[Problem statement] For each line below that includes the word "Alpha", make a copy.

[Records to use]
┄┄┄┄┄┄┄┄┄┄

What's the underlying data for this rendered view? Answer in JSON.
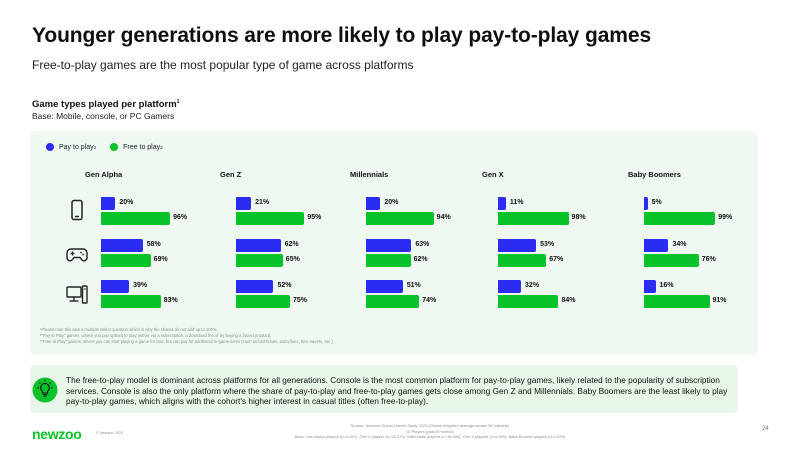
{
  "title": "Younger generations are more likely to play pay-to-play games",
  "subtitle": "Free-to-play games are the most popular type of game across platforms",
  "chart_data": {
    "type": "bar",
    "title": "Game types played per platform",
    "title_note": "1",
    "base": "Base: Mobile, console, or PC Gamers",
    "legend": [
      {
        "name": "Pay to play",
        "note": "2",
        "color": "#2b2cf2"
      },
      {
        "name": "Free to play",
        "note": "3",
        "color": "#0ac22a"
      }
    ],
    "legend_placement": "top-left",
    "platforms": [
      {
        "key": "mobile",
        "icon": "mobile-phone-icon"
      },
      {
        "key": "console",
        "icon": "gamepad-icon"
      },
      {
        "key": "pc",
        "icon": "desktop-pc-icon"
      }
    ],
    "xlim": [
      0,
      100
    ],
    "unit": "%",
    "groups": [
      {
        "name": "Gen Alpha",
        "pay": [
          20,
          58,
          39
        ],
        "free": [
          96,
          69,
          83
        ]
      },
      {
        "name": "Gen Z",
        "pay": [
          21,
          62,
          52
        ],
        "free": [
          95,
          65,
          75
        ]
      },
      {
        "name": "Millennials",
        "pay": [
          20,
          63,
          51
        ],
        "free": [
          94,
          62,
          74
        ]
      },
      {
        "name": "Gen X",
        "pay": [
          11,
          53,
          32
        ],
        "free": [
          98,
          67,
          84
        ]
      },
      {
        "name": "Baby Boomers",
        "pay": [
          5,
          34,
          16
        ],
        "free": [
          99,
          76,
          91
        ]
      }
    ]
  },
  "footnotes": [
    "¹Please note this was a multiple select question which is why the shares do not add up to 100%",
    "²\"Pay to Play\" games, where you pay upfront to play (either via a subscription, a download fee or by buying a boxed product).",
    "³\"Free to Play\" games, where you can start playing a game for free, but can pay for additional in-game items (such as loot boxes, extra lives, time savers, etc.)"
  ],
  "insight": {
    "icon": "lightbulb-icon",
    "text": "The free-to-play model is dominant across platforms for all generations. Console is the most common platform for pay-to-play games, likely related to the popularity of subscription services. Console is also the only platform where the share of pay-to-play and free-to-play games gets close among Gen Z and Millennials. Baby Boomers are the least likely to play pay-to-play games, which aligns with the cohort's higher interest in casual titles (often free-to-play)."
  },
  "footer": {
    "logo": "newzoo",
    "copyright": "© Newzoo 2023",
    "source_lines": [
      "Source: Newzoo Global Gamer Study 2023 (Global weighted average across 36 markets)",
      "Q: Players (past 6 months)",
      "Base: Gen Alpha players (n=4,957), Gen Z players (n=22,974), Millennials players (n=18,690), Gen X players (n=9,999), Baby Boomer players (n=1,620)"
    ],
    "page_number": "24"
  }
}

┄┄┄┄┄┄┄┄┄┄

[The reply]
        "name": "Gen Alpha",
      "Base: Gen Alpha players (n=4,957), Gen Z players (n=22,974), Millennials players (n=18,690), Gen X players (n=9,999), Baby Boomer players (n=1,620)"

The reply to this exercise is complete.